=== Data entries ===

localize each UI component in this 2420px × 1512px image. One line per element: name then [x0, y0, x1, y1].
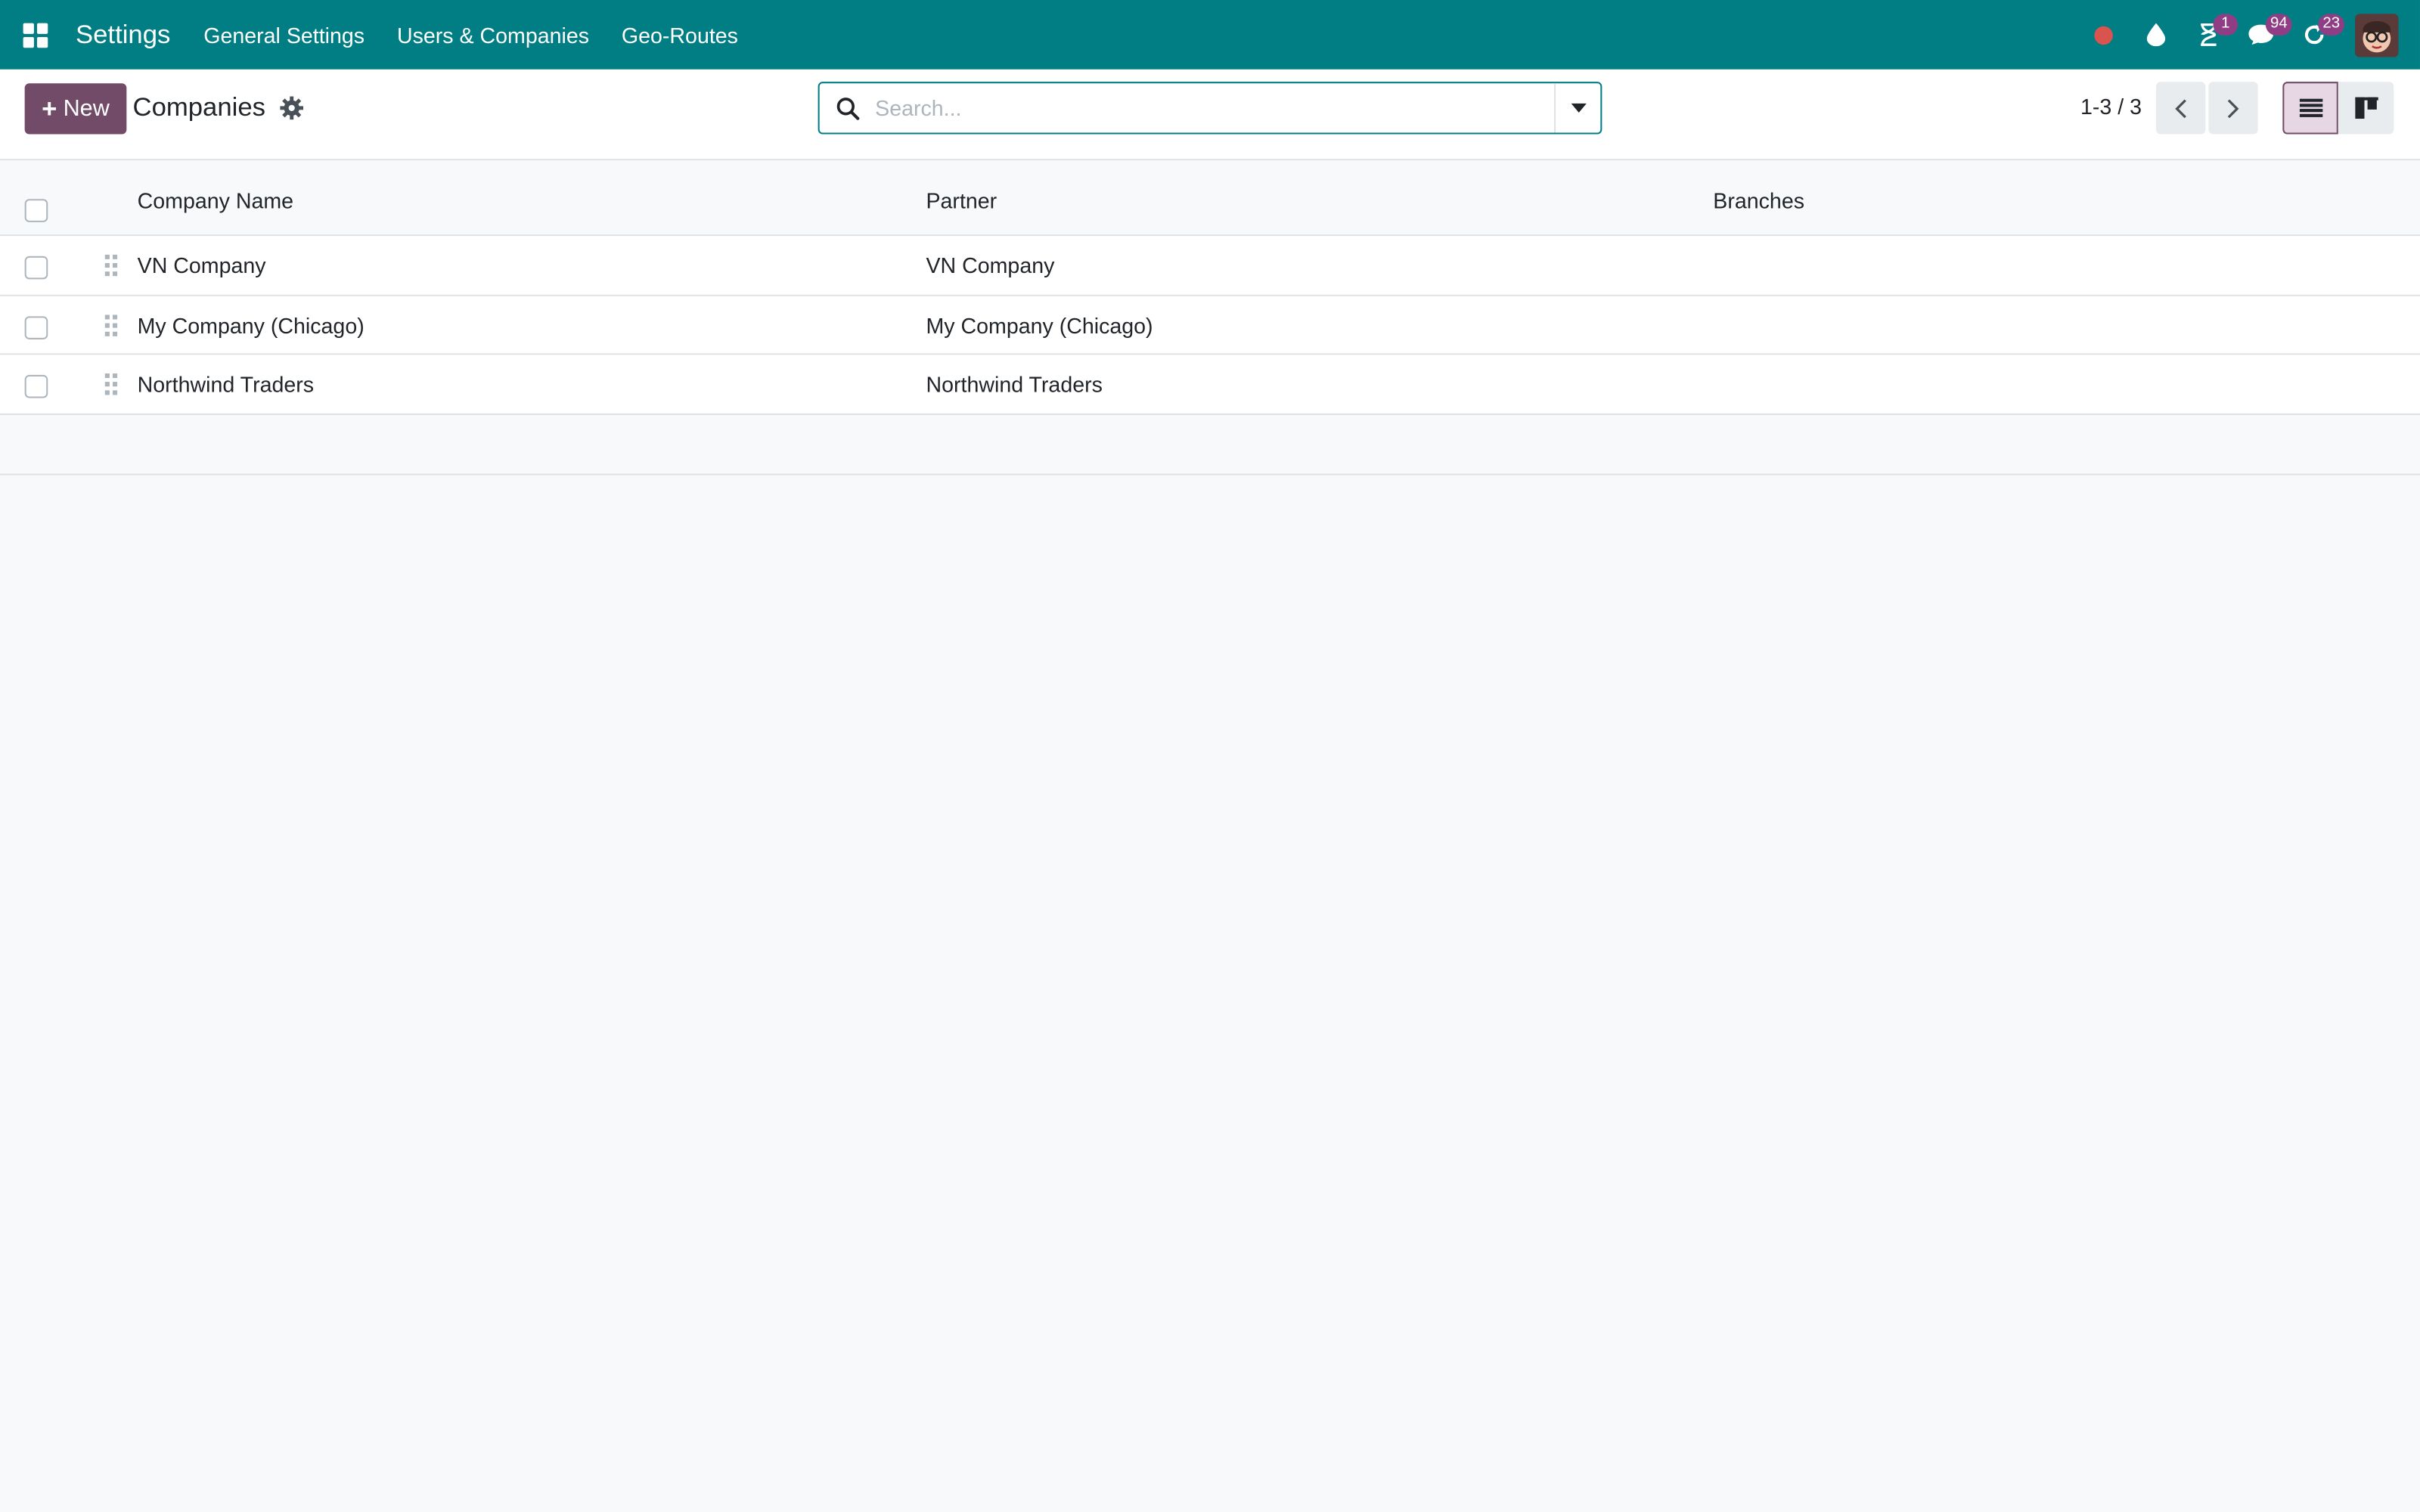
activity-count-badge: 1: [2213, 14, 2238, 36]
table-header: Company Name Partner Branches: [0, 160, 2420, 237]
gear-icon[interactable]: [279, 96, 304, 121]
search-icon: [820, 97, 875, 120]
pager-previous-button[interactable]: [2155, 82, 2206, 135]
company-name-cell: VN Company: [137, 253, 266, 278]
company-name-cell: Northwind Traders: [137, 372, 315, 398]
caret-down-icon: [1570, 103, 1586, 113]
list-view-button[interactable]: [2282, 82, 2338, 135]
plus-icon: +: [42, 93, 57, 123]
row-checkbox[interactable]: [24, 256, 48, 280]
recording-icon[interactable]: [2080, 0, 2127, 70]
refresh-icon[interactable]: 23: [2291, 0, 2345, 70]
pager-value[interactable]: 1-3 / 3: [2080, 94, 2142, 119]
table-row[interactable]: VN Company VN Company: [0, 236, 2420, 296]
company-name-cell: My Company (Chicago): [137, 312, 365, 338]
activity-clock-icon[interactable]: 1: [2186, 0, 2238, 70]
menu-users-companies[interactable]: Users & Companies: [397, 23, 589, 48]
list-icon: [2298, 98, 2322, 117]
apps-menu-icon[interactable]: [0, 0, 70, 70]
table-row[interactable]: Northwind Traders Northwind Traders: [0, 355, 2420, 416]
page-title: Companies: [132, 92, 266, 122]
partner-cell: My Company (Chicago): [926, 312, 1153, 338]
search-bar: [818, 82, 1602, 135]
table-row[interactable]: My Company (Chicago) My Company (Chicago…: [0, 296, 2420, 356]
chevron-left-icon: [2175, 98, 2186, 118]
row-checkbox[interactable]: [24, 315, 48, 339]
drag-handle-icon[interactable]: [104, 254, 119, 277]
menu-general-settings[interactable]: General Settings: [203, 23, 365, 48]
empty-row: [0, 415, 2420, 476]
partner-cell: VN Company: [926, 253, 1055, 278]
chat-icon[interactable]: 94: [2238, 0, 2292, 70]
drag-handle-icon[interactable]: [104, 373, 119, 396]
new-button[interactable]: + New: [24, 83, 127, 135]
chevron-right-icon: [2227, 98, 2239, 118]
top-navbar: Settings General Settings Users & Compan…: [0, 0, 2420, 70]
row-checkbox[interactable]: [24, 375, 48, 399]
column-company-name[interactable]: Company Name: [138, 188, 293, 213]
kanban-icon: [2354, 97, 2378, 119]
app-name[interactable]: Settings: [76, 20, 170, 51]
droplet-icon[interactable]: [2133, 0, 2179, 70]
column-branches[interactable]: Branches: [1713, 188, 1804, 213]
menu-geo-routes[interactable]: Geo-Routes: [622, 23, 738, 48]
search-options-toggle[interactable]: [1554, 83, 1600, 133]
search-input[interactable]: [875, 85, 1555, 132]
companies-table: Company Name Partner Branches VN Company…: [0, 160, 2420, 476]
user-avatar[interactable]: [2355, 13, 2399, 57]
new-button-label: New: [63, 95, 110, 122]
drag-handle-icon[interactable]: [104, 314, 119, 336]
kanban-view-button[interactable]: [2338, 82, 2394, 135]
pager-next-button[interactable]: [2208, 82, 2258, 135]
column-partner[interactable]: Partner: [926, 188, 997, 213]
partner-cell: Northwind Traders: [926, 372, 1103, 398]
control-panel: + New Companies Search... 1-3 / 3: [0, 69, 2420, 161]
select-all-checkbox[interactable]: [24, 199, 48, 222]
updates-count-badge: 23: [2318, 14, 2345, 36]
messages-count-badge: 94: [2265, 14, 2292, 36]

===
=== Data entries ===

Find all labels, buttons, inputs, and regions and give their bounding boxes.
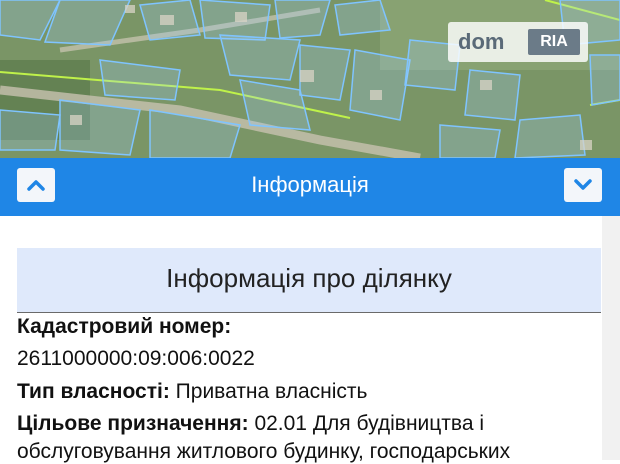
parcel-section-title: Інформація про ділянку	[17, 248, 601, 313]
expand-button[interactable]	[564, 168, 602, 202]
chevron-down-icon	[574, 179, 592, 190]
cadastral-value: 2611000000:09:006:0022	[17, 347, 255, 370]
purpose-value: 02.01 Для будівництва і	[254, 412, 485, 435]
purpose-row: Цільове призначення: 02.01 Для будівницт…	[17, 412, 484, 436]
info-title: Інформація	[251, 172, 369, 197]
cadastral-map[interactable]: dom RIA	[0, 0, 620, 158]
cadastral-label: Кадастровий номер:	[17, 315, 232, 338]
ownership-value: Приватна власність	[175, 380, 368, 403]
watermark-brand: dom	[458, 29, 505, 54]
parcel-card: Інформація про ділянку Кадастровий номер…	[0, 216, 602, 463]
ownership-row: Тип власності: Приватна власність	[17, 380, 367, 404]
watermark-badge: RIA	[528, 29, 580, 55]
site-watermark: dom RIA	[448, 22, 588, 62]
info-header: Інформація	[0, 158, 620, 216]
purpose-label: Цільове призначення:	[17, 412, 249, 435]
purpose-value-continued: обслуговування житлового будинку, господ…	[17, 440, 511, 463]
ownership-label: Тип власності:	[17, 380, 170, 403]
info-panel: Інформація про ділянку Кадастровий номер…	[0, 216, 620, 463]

===
=== Data entries ===

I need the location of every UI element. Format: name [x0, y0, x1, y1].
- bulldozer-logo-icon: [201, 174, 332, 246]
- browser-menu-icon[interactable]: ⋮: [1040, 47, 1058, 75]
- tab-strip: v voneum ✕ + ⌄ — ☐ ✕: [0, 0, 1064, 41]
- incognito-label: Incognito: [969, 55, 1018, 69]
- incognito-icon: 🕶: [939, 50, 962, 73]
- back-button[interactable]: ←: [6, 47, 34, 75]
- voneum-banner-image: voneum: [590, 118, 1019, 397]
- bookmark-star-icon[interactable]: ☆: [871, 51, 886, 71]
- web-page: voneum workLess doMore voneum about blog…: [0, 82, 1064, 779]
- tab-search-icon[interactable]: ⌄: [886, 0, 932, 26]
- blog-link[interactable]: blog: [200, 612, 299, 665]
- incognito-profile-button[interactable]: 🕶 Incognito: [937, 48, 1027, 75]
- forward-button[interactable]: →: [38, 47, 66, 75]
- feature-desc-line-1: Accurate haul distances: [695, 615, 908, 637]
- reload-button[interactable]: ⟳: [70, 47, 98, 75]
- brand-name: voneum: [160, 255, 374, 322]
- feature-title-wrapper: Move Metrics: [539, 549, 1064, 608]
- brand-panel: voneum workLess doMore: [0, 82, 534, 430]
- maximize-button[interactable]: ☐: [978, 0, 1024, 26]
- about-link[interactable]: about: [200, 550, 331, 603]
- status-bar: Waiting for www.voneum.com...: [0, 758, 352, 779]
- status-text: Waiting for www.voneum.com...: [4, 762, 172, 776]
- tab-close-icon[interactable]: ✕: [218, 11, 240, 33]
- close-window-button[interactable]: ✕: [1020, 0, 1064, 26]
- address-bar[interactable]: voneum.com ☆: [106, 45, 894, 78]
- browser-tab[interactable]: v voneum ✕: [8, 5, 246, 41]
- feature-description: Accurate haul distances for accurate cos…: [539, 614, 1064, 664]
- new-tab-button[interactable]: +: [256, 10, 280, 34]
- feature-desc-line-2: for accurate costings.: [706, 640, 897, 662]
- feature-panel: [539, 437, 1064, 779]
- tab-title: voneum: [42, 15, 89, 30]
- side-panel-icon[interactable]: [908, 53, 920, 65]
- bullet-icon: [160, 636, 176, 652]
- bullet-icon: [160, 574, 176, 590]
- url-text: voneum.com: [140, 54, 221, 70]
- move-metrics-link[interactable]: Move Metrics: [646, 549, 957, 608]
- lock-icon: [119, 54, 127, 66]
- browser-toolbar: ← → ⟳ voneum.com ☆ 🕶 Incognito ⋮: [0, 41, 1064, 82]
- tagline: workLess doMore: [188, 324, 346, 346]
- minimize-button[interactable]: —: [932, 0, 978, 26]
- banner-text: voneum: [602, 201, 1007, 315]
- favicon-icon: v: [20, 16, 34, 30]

===

▶ Challenge
Print the lines of data from the line with "activity-count-badge: 1: [2213, 14, 2238, 36]" up to and including the line with "activity-clock-icon[interactable]: 1: [2186, 0, 2238, 70]", reproducing each one exactly.

▶ Response to this task
activity-count-badge: 1: [2213, 14, 2238, 36]
table-header: Company Name Partner Branches: [0, 160, 2420, 237]
gear-icon[interactable]: [279, 96, 304, 121]
search-icon: [820, 97, 875, 120]
pager-previous-button[interactable]: [2155, 82, 2206, 135]
company-name-cell: VN Company: [137, 253, 266, 278]
company-name-cell: Northwind Traders: [137, 372, 315, 398]
caret-down-icon: [1570, 103, 1586, 113]
list-view-button[interactable]: [2282, 82, 2338, 135]
plus-icon: +: [42, 93, 57, 123]
row-checkbox[interactable]: [24, 256, 48, 280]
recording-icon[interactable]: [2080, 0, 2127, 70]
refresh-icon[interactable]: 23: [2291, 0, 2345, 70]
pager-value[interactable]: 1-3 / 3: [2080, 94, 2142, 119]
table-row[interactable]: VN Company VN Company: [0, 236, 2420, 296]
company-name-cell: My Company (Chicago): [137, 312, 365, 338]
activity-clock-icon[interactable]: 1: [2186, 0, 2238, 70]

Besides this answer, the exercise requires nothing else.